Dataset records
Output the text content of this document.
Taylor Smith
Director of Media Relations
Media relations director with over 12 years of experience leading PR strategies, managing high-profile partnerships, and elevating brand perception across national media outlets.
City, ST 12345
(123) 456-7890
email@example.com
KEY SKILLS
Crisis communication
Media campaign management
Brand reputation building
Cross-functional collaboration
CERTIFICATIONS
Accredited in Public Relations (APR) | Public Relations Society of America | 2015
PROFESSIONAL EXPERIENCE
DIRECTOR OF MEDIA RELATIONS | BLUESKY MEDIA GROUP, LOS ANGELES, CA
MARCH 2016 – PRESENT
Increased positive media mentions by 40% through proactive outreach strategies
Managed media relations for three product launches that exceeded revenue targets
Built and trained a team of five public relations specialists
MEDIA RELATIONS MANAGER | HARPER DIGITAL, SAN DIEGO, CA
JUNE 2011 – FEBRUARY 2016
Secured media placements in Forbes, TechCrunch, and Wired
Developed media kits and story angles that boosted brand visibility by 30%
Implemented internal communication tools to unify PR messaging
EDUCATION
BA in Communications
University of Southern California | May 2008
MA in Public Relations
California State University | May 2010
--
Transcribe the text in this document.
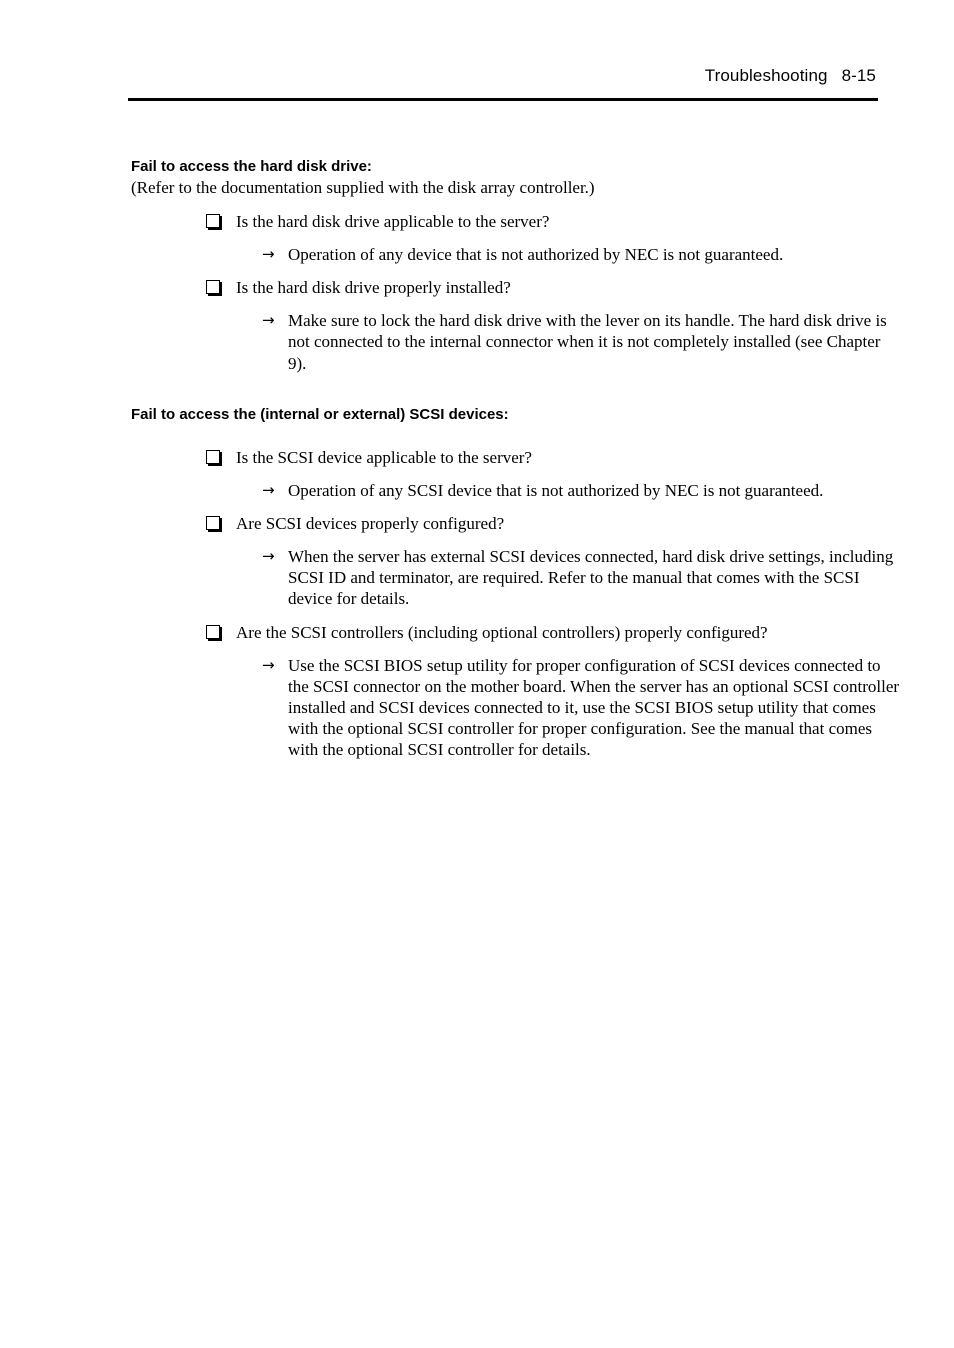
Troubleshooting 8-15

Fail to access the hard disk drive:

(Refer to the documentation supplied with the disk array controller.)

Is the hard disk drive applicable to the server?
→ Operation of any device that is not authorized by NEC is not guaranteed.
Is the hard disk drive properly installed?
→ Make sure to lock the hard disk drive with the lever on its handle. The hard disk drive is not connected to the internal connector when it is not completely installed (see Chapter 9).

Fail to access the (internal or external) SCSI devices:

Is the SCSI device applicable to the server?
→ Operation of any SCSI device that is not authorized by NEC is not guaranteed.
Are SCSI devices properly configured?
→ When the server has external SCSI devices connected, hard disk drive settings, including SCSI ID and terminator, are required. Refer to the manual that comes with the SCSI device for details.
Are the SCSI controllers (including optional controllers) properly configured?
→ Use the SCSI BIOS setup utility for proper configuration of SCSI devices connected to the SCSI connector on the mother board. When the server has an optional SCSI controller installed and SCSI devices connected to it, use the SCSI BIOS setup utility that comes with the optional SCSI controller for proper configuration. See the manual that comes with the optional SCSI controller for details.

▶ [PROMPT]:
Search the entries for the word "authorized", then gather every line that has it.

▶ [RESULT BELOW]:
→ Operation of any device that is not authorized by NEC is not guaranteed.
→ Operation of any SCSI device that is not authorized by NEC is not guaranteed.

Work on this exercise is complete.